> _What you need to do_:
A: Decide whether each statement below agrees with the text on Moody's warning about the Massachusetts charter school ballot measure. Answer yes or no for each, and quote the words from the text that decide it. (i) Moody's contacted four Massachusetts municipalities about the charter school question. (ii) The Massachusetts Taxpayers Association report found that charter school attendance predictably raises spending on traditional public schools. (iii) The state reimbursement covers the full amount of funds that students take to charter schools.
B: Continue the text on Moody's warning about the Massachusetts charter school ballot measure, starting right after its last sentence.

After a top national investment firm reportedly warned some Massachusetts cities that passage of a ballot measure to raise the cap on charter schools could adversely affect their finances, opponents of the charter question are calling the dire warnings reasons not to raise the cap.
Credit-rating firm Moody’s Investors Service took the unorthodox step of reaching out to four municipalities in Massachusetts to warn them that passage of the charter school expansion question could harm their credit ratings and city finances—eight days before voters to the polls to decide the fate of Massachusetts' charters. Moody's assistant vice president Nicholas Lehman wrote to leaders in Boston that increasing charter schools would be "credit negative" for the cities, an indication that it could harm the municipalities' budgets.
In an email to email to Gail Hackett, the chief of staff to the city's chief financial officer, Lehman wrote that Moody's would release a fuller report on the matter and also report on Springfield, Fall River and Lawrence, after the election.
"Depending on the November 8 vote, the general credit view is the following: A vote of ‘no’ is credit-positive for urban cities. A vote of ‘yes’ is credit-negative for urban cities." Lehman wrote in the email.
"Moody’s has not published any research on Question 2 in Massachusetts, and cannot comment on any potential credit impact until after the outcome of the vote has been determined," Moody's Public Finance Group vice president and communications strategist David Jacobson wrote to WGBH News Wednesday.
A report from the Massachusetts Taxpayers Association from September concluded that "charter school funding is proportionate to charter school attendance, and that no predictable pattern connects charter school attendance with spending on traditional public schools."
A counterpoint to the charter supporters is that cost associated with traditional schools, like building costs, overhead and costs locked-in by union agreements, do not decrease while students flee to charters, taking funds with them and leaving city finances worse off. The state reimbursement does not cover the full amount of funds students take to their new schools.

> _Source material_:
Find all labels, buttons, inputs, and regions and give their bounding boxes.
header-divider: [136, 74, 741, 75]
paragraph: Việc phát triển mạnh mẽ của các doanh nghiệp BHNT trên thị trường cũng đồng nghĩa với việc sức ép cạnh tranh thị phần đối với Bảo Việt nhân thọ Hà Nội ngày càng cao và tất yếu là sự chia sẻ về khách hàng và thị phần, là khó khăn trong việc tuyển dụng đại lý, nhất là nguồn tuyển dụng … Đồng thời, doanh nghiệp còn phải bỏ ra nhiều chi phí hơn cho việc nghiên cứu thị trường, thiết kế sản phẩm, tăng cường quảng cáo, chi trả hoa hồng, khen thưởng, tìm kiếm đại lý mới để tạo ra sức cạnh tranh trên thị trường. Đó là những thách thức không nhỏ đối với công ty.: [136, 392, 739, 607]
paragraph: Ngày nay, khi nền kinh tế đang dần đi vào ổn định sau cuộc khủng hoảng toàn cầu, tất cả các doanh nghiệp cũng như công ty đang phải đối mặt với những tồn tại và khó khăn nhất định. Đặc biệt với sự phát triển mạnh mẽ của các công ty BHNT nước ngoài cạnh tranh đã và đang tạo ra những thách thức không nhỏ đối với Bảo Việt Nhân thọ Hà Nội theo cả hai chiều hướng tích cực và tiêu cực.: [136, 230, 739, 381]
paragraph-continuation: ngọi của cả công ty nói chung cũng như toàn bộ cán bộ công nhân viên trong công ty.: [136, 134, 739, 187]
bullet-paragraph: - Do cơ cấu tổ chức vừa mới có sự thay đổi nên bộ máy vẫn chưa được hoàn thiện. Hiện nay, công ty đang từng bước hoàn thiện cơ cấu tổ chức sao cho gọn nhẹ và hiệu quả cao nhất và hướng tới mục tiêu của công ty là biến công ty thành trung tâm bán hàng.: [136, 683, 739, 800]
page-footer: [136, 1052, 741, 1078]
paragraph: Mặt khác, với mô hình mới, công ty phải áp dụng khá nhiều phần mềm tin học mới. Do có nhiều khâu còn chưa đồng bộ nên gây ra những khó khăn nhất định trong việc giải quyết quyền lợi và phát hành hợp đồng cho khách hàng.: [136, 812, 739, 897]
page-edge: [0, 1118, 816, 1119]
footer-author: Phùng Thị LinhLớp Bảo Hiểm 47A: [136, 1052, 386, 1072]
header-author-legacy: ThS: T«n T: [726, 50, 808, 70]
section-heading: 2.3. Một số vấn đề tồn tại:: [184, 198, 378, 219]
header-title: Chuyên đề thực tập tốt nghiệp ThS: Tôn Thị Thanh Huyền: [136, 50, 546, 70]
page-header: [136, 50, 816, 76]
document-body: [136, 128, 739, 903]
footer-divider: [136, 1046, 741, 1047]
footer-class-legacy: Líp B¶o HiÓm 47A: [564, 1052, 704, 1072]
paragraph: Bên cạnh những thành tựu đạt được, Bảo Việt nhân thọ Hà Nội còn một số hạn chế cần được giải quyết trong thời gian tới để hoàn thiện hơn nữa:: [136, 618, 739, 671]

> _Outputs by task_:
A:
(i) Yes: "took the unorthodox step of reaching out to four municipalities in Massachusetts"
(ii) No: "no predictable pattern connects charter school attendance with spending on traditional public schools."
(iii) No: "The state reimbursement does not cover the full amount of funds students take to their new schools."

B:
Opponents of raising the cap suggest that the MTF report "deliberately omits the impact charter schools have on municipal budgets."
“Question 2, with its financial and credit impacts, should concern every voter. If Moody’s is concerned we should all be," Lawrence Mayor Daniel Rivera said, according to a press release from Save Our Public Schools, the group of Teachers Unions and other traditional district school education advocates that opposes the ballot question. The referendum before voters would allow 12 new charter schools to begin operating every year, with preference given to the state's lowest performing districts.
The unions argue that by absorbing funds when a student ennrols, charter schools take money away from struggling school districts. Charter-backers say some of those funds are reimbursed with state dollars, and that funds go with the student, lessening the district's' burden.
"A weakening of the municipal credit ratings of the state’s largest cities would not only put their financial security in jeopardy, but would gravely impact the public services they provide for their residents, including public education," wrote Save Our Public School spokesman Steve Crawford in the release.